> **DO THIS**
Keep every line where the word "icon" appears; drop the rest.

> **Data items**

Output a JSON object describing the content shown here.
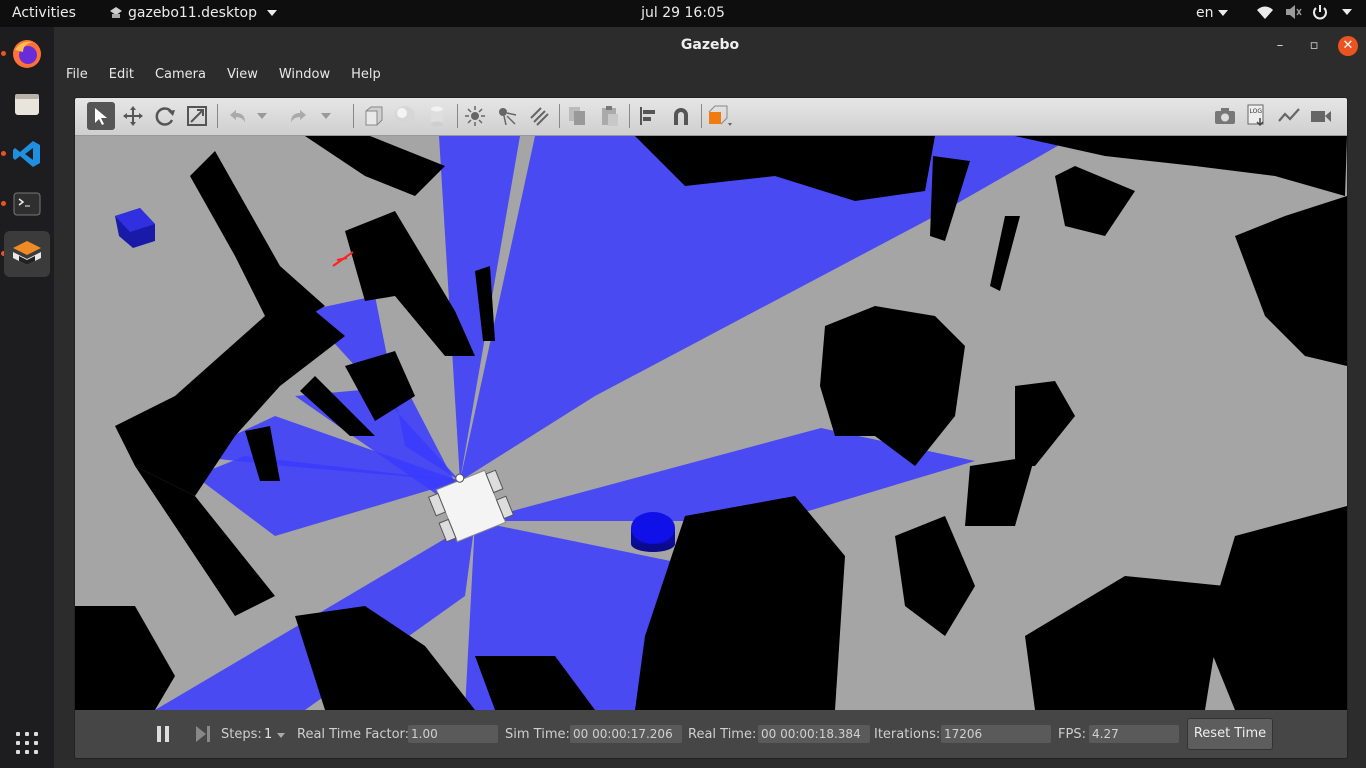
{
  "topbar": {
    "activities": "Activities",
    "app_menu": "gazebo11.desktop",
    "clock": "jul 29  16:05",
    "language": "en"
  },
  "dock": {
    "items": [
      "firefox-icon",
      "files-icon",
      "vscode-icon",
      "terminal-icon",
      "gazebo-icon"
    ],
    "active_item": "gazebo-icon"
  },
  "window": {
    "title": "Gazebo",
    "minimize": "–",
    "maximize": "▫",
    "close": "✕"
  },
  "menu": [
    "File",
    "Edit",
    "Camera",
    "View",
    "Window",
    "Help"
  ],
  "toolbar": {
    "selected_tool": "select-mode"
  },
  "bottom": {
    "steps_label": "Steps:",
    "steps_value": "1",
    "rtf_label": "Real Time Factor:",
    "rtf_value": "1.00",
    "sim_time_label": "Sim Time:",
    "sim_time_value": "00 00:00:17.206",
    "real_time_label": "Real Time:",
    "real_time_value": "00 00:00:18.384",
    "iterations_label": "Iterations:",
    "iterations_value": "17206",
    "fps_label": "FPS:",
    "fps_value": "4.27",
    "reset_button": "Reset Time"
  },
  "colors": {
    "laser": "#3a3aff",
    "ground": "#a5a5a5",
    "obstacle": "#000000",
    "accent": "#e95420"
  }
}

> **TASK SOLUTION**
      "firefox-icon",
      "files-icon",
      "vscode-icon",
      "terminal-icon",
      "gazebo-icon"
    "active_item": "gazebo-icon"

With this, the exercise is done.